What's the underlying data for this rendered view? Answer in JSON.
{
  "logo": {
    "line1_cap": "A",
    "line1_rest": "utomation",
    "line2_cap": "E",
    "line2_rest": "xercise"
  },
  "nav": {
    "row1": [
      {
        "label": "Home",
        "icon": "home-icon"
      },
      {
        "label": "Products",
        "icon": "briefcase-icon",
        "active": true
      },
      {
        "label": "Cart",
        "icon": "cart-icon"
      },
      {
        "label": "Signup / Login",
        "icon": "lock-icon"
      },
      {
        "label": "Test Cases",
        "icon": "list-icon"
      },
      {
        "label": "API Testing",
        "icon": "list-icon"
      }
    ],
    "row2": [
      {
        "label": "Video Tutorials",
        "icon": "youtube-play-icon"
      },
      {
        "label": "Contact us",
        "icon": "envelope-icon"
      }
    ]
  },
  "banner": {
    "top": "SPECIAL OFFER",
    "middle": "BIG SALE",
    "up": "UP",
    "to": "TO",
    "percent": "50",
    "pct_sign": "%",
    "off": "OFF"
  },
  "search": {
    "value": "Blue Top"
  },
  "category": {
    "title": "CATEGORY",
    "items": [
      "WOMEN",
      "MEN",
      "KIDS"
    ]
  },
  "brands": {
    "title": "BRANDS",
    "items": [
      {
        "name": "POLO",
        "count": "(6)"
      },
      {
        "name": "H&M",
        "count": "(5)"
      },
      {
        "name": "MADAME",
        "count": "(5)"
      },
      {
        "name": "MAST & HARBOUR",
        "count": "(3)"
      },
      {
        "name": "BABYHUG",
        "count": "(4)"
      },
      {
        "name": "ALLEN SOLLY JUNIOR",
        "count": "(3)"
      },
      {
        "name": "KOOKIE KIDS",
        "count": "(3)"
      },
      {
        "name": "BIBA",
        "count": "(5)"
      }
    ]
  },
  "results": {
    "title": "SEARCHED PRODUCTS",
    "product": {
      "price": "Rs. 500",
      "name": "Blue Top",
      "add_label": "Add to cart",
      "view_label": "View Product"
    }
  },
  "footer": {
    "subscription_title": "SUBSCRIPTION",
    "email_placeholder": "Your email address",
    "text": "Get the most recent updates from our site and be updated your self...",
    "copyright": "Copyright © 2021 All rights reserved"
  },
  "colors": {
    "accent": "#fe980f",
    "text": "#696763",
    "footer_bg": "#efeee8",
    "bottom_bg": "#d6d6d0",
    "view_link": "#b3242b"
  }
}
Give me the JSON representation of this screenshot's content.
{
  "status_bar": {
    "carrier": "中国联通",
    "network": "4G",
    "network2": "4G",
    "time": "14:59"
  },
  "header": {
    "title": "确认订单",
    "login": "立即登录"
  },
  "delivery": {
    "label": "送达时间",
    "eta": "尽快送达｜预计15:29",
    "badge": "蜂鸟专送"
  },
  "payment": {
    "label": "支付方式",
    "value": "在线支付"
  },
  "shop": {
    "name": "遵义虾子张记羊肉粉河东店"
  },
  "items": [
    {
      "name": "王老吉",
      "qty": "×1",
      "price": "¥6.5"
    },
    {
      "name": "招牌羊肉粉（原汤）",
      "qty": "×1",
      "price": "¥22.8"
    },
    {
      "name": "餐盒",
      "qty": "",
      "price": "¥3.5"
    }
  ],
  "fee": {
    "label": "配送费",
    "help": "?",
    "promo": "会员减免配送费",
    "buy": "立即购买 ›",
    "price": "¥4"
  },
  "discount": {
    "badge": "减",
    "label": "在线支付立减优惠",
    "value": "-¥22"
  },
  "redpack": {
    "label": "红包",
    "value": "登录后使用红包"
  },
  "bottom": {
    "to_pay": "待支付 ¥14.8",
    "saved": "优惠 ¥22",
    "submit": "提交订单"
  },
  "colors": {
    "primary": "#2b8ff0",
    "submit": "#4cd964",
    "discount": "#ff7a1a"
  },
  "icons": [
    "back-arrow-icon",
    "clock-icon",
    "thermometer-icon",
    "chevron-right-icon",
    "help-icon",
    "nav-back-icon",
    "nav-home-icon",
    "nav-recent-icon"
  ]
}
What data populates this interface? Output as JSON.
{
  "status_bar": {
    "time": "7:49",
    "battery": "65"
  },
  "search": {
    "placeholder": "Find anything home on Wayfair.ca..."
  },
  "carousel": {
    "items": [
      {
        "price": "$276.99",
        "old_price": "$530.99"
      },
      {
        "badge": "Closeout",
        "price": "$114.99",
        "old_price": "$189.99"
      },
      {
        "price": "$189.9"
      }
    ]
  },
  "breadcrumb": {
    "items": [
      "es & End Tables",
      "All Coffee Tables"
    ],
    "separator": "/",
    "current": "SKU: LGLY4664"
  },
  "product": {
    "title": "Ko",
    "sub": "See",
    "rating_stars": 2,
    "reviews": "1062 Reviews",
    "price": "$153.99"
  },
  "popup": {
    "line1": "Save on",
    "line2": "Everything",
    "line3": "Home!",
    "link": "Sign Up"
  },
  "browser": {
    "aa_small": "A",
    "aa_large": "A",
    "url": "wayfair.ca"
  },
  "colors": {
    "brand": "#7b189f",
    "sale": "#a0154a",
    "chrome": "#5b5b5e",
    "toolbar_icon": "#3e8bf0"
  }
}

____________

Given task → Return the entries above exactly, each one complete.

Result of the exercise →
What's the underlying data for this rendered view? Answer in JSON.
{
  "logo": {
    "line1_cap": "A",
    "line1_rest": "utomation",
    "line2_cap": "E",
    "line2_rest": "xercise"
  },
  "nav": {
    "row1": [
      {
        "label": "Home",
        "icon": "home-icon"
      },
      {
        "label": "Products",
        "icon": "briefcase-icon",
        "active": true
      },
      {
        "label": "Cart",
        "icon": "cart-icon"
      },
      {
        "label": "Signup / Login",
        "icon": "lock-icon"
      },
      {
        "label": "Test Cases",
        "icon": "list-icon"
      },
      {
        "label": "API Testing",
        "icon": "list-icon"
      }
    ],
    "row2": [
      {
        "label": "Video Tutorials",
        "icon": "youtube-play-icon"
      },
      {
        "label": "Contact us",
        "icon": "envelope-icon"
      }
    ]
  },
  "banner": {
    "top": "SPECIAL OFFER",
    "middle": "BIG SALE",
    "up": "UP",
    "to": "TO",
    "percent": "50",
    "pct_sign": "%",
    "off": "OFF"
  },
  "search": {
    "value": "Blue Top"
  },
  "category": {
    "title": "CATEGORY",
    "items": [
      "WOMEN",
      "MEN",
      "KIDS"
    ]
  },
  "brands": {
    "title": "BRANDS",
    "items": [
      {
        "name": "POLO",
        "count": "(6)"
      },
      {
        "name": "H&M",
        "count": "(5)"
      },
      {
        "name": "MADAME",
        "count": "(5)"
      },
      {
        "name": "MAST & HARBOUR",
        "count": "(3)"
      },
      {
        "name": "BABYHUG",
        "count": "(4)"
      },
      {
        "name": "ALLEN SOLLY JUNIOR",
        "count": "(3)"
      },
      {
        "name": "KOOKIE KIDS",
        "count": "(3)"
      },
      {
        "name": "BIBA",
        "count": "(5)"
      }
    ]
  },
  "results": {
    "title": "SEARCHED PRODUCTS",
    "product": {
      "price": "Rs. 500",
      "name": "Blue Top",
      "add_label": "Add to cart",
      "view_label": "View Product"
    }
  },
  "footer": {
    "subscription_title": "SUBSCRIPTION",
    "email_placeholder": "Your email address",
    "text": "Get the most recent updates from our site and be updated your self...",
    "copyright": "Copyright © 2021 All rights reserved"
  },
  "colors": {
    "accent": "#fe980f",
    "text": "#696763",
    "footer_bg": "#efeee8",
    "bottom_bg": "#d6d6d0",
    "view_link": "#b3242b"
  }
}
Give me the JSON representation of this screenshot's content.
{
  "status_bar": {
    "carrier": "中国联通",
    "network": "4G",
    "network2": "4G",
    "time": "14:59"
  },
  "header": {
    "title": "确认订单",
    "login": "立即登录"
  },
  "delivery": {
    "label": "送达时间",
    "eta": "尽快送达｜预计15:29",
    "badge": "蜂鸟专送"
  },
  "payment": {
    "label": "支付方式",
    "value": "在线支付"
  },
  "shop": {
    "name": "遵义虾子张记羊肉粉河东店"
  },
  "items": [
    {
      "name": "王老吉",
      "qty": "×1",
      "price": "¥6.5"
    },
    {
      "name": "招牌羊肉粉（原汤）",
      "qty": "×1",
      "price": "¥22.8"
    },
    {
      "name": "餐盒",
      "qty": "",
      "price": "¥3.5"
    }
  ],
  "fee": {
    "label": "配送费",
    "help": "?",
    "promo": "会员减免配送费",
    "buy": "立即购买 ›",
    "price": "¥4"
  },
  "discount": {
    "badge": "减",
    "label": "在线支付立减优惠",
    "value": "-¥22"
  },
  "redpack": {
    "label": "红包",
    "value": "登录后使用红包"
  },
  "bottom": {
    "to_pay": "待支付 ¥14.8",
    "saved": "优惠 ¥22",
    "submit": "提交订单"
  },
  "colors": {
    "primary": "#2b8ff0",
    "submit": "#4cd964",
    "discount": "#ff7a1a"
  },
  "icons": [
    "back-arrow-icon",
    "clock-icon",
    "thermometer-icon",
    "chevron-right-icon",
    "help-icon",
    "nav-back-icon",
    "nav-home-icon",
    "nav-recent-icon"
  ]
}
What data populates this interface? Output as JSON.
{
  "status_bar": {
    "time": "7:49",
    "battery": "65"
  },
  "search": {
    "placeholder": "Find anything home on Wayfair.ca..."
  },
  "carousel": {
    "items": [
      {
        "price": "$276.99",
        "old_price": "$530.99"
      },
      {
        "badge": "Closeout",
        "price": "$114.99",
        "old_price": "$189.99"
      },
      {
        "price": "$189.9"
      }
    ]
  },
  "breadcrumb": {
    "items": [
      "es & End Tables",
      "All Coffee Tables"
    ],
    "separator": "/",
    "current": "SKU: LGLY4664"
  },
  "product": {
    "title": "Ko",
    "sub": "See",
    "rating_stars": 2,
    "reviews": "1062 Reviews",
    "price": "$153.99"
  },
  "popup": {
    "line1": "Save on",
    "line2": "Everything",
    "line3": "Home!",
    "link": "Sign Up"
  },
  "browser": {
    "aa_small": "A",
    "aa_large": "A",
    "url": "wayfair.ca"
  },
  "colors": {
    "brand": "#7b189f",
    "sale": "#a0154a",
    "chrome": "#5b5b5e",
    "toolbar_icon": "#3e8bf0"
  }
}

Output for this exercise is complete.